--- Records for this exercise ---
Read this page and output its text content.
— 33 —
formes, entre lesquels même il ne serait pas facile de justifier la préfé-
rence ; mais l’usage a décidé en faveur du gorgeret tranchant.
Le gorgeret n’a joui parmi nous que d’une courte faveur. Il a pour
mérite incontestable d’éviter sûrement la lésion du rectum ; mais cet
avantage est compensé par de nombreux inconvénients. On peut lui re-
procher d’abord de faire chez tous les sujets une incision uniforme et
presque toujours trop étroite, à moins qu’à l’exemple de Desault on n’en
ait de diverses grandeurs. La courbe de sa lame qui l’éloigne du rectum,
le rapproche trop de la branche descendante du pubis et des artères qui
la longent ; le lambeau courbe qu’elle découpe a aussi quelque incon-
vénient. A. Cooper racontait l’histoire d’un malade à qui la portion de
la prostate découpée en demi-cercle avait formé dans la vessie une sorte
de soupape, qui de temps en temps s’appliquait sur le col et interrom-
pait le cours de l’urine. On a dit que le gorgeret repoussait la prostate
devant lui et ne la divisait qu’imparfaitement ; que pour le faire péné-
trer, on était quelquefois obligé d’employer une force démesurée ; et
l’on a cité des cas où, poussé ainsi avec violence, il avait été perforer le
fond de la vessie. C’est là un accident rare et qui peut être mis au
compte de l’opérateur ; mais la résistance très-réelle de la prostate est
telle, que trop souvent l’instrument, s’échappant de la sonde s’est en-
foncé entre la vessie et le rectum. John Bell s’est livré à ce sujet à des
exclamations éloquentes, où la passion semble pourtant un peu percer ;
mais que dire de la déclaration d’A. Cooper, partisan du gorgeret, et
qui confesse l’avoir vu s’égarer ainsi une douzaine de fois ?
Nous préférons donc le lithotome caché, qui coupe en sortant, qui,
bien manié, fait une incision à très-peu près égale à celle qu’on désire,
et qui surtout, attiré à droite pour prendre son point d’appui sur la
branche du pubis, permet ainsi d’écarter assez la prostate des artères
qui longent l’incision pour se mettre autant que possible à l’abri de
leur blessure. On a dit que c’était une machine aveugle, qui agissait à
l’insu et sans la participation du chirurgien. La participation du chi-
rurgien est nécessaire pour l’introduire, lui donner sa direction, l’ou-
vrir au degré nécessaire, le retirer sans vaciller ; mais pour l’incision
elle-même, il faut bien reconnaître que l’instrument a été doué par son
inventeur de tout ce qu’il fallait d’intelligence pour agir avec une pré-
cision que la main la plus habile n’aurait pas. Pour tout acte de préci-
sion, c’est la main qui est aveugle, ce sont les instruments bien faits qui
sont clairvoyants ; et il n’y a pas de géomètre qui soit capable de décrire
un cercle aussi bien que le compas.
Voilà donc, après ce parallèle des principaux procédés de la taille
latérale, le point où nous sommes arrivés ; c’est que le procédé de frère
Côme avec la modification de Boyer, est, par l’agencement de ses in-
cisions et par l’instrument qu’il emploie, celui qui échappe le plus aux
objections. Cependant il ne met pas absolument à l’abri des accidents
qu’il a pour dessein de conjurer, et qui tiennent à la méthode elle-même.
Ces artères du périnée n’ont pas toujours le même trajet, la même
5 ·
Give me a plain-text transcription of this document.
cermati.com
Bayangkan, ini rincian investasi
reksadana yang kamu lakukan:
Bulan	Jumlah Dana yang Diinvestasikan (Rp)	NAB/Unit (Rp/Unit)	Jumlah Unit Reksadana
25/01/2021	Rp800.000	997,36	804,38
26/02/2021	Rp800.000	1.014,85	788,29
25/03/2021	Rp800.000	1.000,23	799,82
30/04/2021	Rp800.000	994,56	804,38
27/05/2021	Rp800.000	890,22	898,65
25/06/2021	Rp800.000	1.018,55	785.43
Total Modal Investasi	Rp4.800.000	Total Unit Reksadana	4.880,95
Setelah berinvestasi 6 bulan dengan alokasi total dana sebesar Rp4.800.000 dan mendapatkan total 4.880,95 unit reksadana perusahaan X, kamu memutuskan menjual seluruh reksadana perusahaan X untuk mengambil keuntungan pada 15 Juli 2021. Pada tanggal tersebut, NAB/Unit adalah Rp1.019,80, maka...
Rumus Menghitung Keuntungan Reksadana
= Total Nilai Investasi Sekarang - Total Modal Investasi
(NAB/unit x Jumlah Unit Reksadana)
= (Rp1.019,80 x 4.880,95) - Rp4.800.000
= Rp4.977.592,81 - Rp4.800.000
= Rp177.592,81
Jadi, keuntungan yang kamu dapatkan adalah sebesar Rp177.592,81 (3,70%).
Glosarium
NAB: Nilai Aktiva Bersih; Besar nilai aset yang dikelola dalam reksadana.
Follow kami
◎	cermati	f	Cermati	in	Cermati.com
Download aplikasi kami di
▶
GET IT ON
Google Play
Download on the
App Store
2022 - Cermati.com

--- What to work on ---
Check each line above for the string "faire" and show the ones that have it.

--- Solution for this problem ---
procher d’abord de faire chez tous les sujets une incision uniforme et
devant lui et ne la divisait qu’imparfaitement ; que pour le faire péné-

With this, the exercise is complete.